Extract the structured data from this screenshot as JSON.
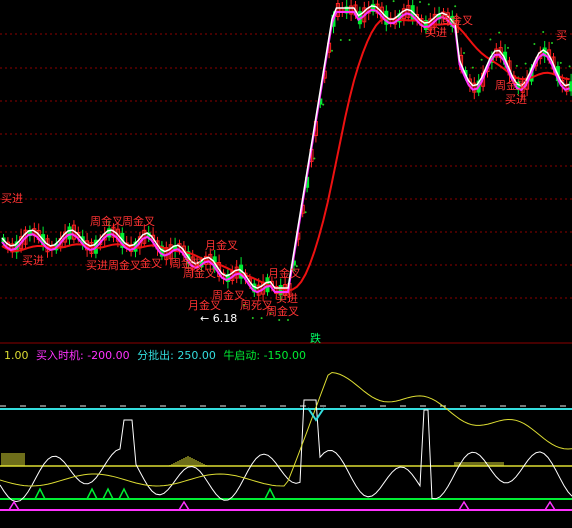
{
  "colors": {
    "background": "#000000",
    "grid": "#8b0000",
    "up_candle": "#ff2222",
    "down_candle": "#00ee33",
    "ma_white": "#ffffff",
    "ma_magenta": "#ff33ff",
    "ma_red": "#ee1111",
    "dots": "#22cc22",
    "cyan": "#33dddd",
    "yellow": "#dddd33",
    "green_line": "#00ee33",
    "magenta_line": "#ff33ff"
  },
  "main_chart": {
    "annotations": [
      {
        "id": "a1",
        "text": "买进"
      },
      {
        "id": "a2",
        "text": "买进"
      },
      {
        "id": "a3",
        "text": "周金叉"
      },
      {
        "id": "a4",
        "text": "周金叉"
      },
      {
        "id": "a5",
        "text": "月金叉"
      },
      {
        "id": "a6",
        "text": "月金叉"
      },
      {
        "id": "a7",
        "text": "买进"
      },
      {
        "id": "a8",
        "text": "周金叉"
      },
      {
        "id": "a9",
        "text": "周金叉"
      },
      {
        "id": "a10",
        "text": "周金叉"
      },
      {
        "id": "a11",
        "text": "月金叉"
      },
      {
        "id": "a12",
        "text": "周死叉"
      },
      {
        "id": "a13",
        "text": "买进"
      },
      {
        "id": "a14",
        "text": "周金叉"
      },
      {
        "id": "a15",
        "text": "周金叉"
      },
      {
        "id": "a16",
        "text": "买进"
      },
      {
        "id": "a17",
        "text": "周金叉"
      },
      {
        "id": "a18",
        "text": "买进"
      },
      {
        "id": "a19",
        "text": "买"
      },
      {
        "id": "a20",
        "text": "周金叉"
      },
      {
        "id": "a21",
        "text": "金叉"
      }
    ],
    "low_marker": "← 6.18",
    "bottom_label": "跌"
  },
  "indicator": {
    "value": "1.00",
    "legend": [
      {
        "label": "买入时机: -200.00",
        "color": "#ff33ff"
      },
      {
        "label": "分批出: 250.00",
        "color": "#33dddd"
      },
      {
        "label": "牛启动: -150.00",
        "color": "#00ee33"
      }
    ]
  }
}
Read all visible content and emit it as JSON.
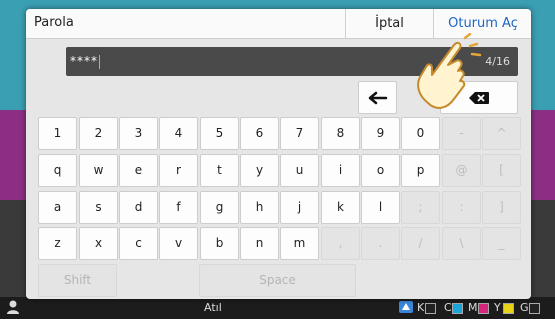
{
  "background": {
    "bands": [
      {
        "color": "#3a9fb3"
      },
      {
        "color": "#8c2f84"
      },
      {
        "color": "#3a3a3a"
      }
    ]
  },
  "status_bar": {
    "center_text": "Atıl",
    "inks": [
      {
        "label": "K",
        "color": "#222222"
      },
      {
        "label": "C",
        "color": "#18a7d8"
      },
      {
        "label": "M",
        "color": "#d7257c"
      },
      {
        "label": "Y",
        "color": "#e9d21a"
      },
      {
        "label": "G",
        "color": "#222222"
      }
    ]
  },
  "dialog": {
    "title": "Parola",
    "cancel_label": "İptal",
    "login_label": "Oturum Aç",
    "password_mask": "****",
    "char_count": "4/16",
    "left_arrow_icon": "arrow-left-icon",
    "backspace_icon": "backspace-icon"
  },
  "keyboard": {
    "rows": [
      [
        "1",
        "2",
        "3",
        "4",
        "5",
        "6",
        "7",
        "8",
        "9",
        "0",
        "-",
        "^"
      ],
      [
        "q",
        "w",
        "e",
        "r",
        "t",
        "y",
        "u",
        "i",
        "o",
        "p",
        "@",
        "["
      ],
      [
        "a",
        "s",
        "d",
        "f",
        "g",
        "h",
        "j",
        "k",
        "l",
        ";",
        ":",
        "]"
      ],
      [
        "z",
        "x",
        "c",
        "v",
        "b",
        "n",
        "m",
        ",",
        ".",
        "/",
        "\\",
        "_"
      ]
    ],
    "shift_label": "Shift",
    "space_label": "Space"
  },
  "colors": {
    "accent": "#1d66c7",
    "field_bg": "#4a4a4a",
    "caret": "#6fb7ff"
  }
}
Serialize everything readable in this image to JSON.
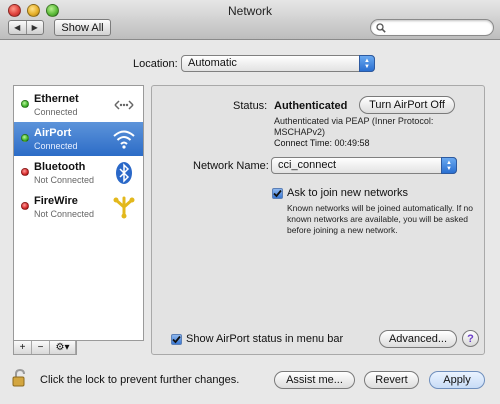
{
  "window": {
    "title": "Network",
    "show_all_label": "Show All",
    "search_placeholder": ""
  },
  "location": {
    "label": "Location:",
    "value": "Automatic"
  },
  "services": [
    {
      "name": "Ethernet",
      "status": "Connected",
      "status_color": "#3fb52a",
      "icon": "ethernet-icon"
    },
    {
      "name": "AirPort",
      "status": "Connected",
      "status_color": "#3fb52a",
      "icon": "wifi-icon",
      "selected": true
    },
    {
      "name": "Bluetooth",
      "status": "Not Connected",
      "status_color": "#d72a2a",
      "icon": "bluetooth-icon"
    },
    {
      "name": "FireWire",
      "status": "Not Connected",
      "status_color": "#d72a2a",
      "icon": "firewire-icon"
    }
  ],
  "list_controls": {
    "add": "+",
    "remove": "−",
    "gear": "⚙▾"
  },
  "detail": {
    "status_label": "Status:",
    "status_value": "Authenticated",
    "turn_off_label": "Turn AirPort Off",
    "status_desc": "Authenticated via PEAP (Inner Protocol: MSCHAPv2)",
    "connect_time": "Connect Time: 00:49:58",
    "network_name_label": "Network Name:",
    "network_name_value": "cci_connect",
    "ask_label": "Ask to join new networks",
    "ask_desc": "Known networks will be joined automatically. If no known networks are available, you will be asked before joining a new network.",
    "menubar_label": "Show AirPort status in menu bar",
    "advanced_label": "Advanced...",
    "help_label": "?"
  },
  "footer": {
    "lock_text": "Click the lock to prevent further changes.",
    "assist_label": "Assist me...",
    "revert_label": "Revert",
    "apply_label": "Apply"
  },
  "colors": {
    "selection": "#2c6cc7",
    "accent": "#3a78d4"
  }
}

•••••

Leave out the pictures and print each record exactly as it stands.

Extract the structured data from this screenshot as JSON.
{
  "colors": {
    "background": "#000000",
    "grid": "#8b0000",
    "up_candle": "#ff2222",
    "down_candle": "#00ee33",
    "ma_white": "#ffffff",
    "ma_magenta": "#ff33ff",
    "ma_red": "#ee1111",
    "dots": "#22cc22",
    "cyan": "#33dddd",
    "yellow": "#dddd33",
    "green_line": "#00ee33",
    "magenta_line": "#ff33ff"
  },
  "main_chart": {
    "annotations": [
      {
        "id": "a1",
        "text": "买进"
      },
      {
        "id": "a2",
        "text": "买进"
      },
      {
        "id": "a3",
        "text": "周金叉"
      },
      {
        "id": "a4",
        "text": "周金叉"
      },
      {
        "id": "a5",
        "text": "月金叉"
      },
      {
        "id": "a6",
        "text": "月金叉"
      },
      {
        "id": "a7",
        "text": "买进"
      },
      {
        "id": "a8",
        "text": "周金叉"
      },
      {
        "id": "a9",
        "text": "周金叉"
      },
      {
        "id": "a10",
        "text": "周金叉"
      },
      {
        "id": "a11",
        "text": "月金叉"
      },
      {
        "id": "a12",
        "text": "周死叉"
      },
      {
        "id": "a13",
        "text": "买进"
      },
      {
        "id": "a14",
        "text": "周金叉"
      },
      {
        "id": "a15",
        "text": "周金叉"
      },
      {
        "id": "a16",
        "text": "买进"
      },
      {
        "id": "a17",
        "text": "周金叉"
      },
      {
        "id": "a18",
        "text": "买进"
      },
      {
        "id": "a19",
        "text": "买"
      },
      {
        "id": "a20",
        "text": "周金叉"
      },
      {
        "id": "a21",
        "text": "金叉"
      }
    ],
    "low_marker": "← 6.18",
    "bottom_label": "跌"
  },
  "indicator": {
    "value": "1.00",
    "legend": [
      {
        "label": "买入时机: -200.00",
        "color": "#ff33ff"
      },
      {
        "label": "分批出: 250.00",
        "color": "#33dddd"
      },
      {
        "label": "牛启动: -150.00",
        "color": "#00ee33"
      }
    ]
  }
}
Read all visible content and emit it as JSON.
{
  "background": {
    "bands": [
      {
        "color": "#3a9fb3"
      },
      {
        "color": "#8c2f84"
      },
      {
        "color": "#3a3a3a"
      }
    ]
  },
  "status_bar": {
    "center_text": "Atıl",
    "inks": [
      {
        "label": "K",
        "color": "#222222"
      },
      {
        "label": "C",
        "color": "#18a7d8"
      },
      {
        "label": "M",
        "color": "#d7257c"
      },
      {
        "label": "Y",
        "color": "#e9d21a"
      },
      {
        "label": "G",
        "color": "#222222"
      }
    ]
  },
  "dialog": {
    "title": "Parola",
    "cancel_label": "İptal",
    "login_label": "Oturum Aç",
    "password_mask": "****",
    "char_count": "4/16",
    "left_arrow_icon": "arrow-left-icon",
    "backspace_icon": "backspace-icon"
  },
  "keyboard": {
    "rows": [
      [
        "1",
        "2",
        "3",
        "4",
        "5",
        "6",
        "7",
        "8",
        "9",
        "0",
        "-",
        "^"
      ],
      [
        "q",
        "w",
        "e",
        "r",
        "t",
        "y",
        "u",
        "i",
        "o",
        "p",
        "@",
        "["
      ],
      [
        "a",
        "s",
        "d",
        "f",
        "g",
        "h",
        "j",
        "k",
        "l",
        ";",
        ":",
        "]"
      ],
      [
        "z",
        "x",
        "c",
        "v",
        "b",
        "n",
        "m",
        ",",
        ".",
        "/",
        "\\",
        "_"
      ]
    ],
    "shift_label": "Shift",
    "space_label": "Space"
  },
  "colors": {
    "accent": "#1d66c7",
    "field_bg": "#4a4a4a",
    "caret": "#6fb7ff"
  }
}
Serialize everything readable in this image to JSON.
{
  "window": {
    "title": "Network",
    "show_all_label": "Show All",
    "search_placeholder": ""
  },
  "location": {
    "label": "Location:",
    "value": "Automatic"
  },
  "services": [
    {
      "name": "Ethernet",
      "status": "Connected",
      "status_color": "#3fb52a",
      "icon": "ethernet-icon"
    },
    {
      "name": "AirPort",
      "status": "Connected",
      "status_color": "#3fb52a",
      "icon": "wifi-icon",
      "selected": true
    },
    {
      "name": "Bluetooth",
      "status": "Not Connected",
      "status_color": "#d72a2a",
      "icon": "bluetooth-icon"
    },
    {
      "name": "FireWire",
      "status": "Not Connected",
      "status_color": "#d72a2a",
      "icon": "firewire-icon"
    }
  ],
  "list_controls": {
    "add": "+",
    "remove": "−",
    "gear": "⚙▾"
  },
  "detail": {
    "status_label": "Status:",
    "status_value": "Authenticated",
    "turn_off_label": "Turn AirPort Off",
    "status_desc": "Authenticated via PEAP (Inner Protocol: MSCHAPv2)",
    "connect_time": "Connect Time: 00:49:58",
    "network_name_label": "Network Name:",
    "network_name_value": "cci_connect",
    "ask_label": "Ask to join new networks",
    "ask_desc": "Known networks will be joined automatically. If no known networks are available, you will be asked before joining a new network.",
    "menubar_label": "Show AirPort status in menu bar",
    "advanced_label": "Advanced...",
    "help_label": "?"
  },
  "footer": {
    "lock_text": "Click the lock to prevent further changes.",
    "assist_label": "Assist me...",
    "revert_label": "Revert",
    "apply_label": "Apply"
  },
  "colors": {
    "selection": "#2c6cc7",
    "accent": "#3a78d4"
  }
}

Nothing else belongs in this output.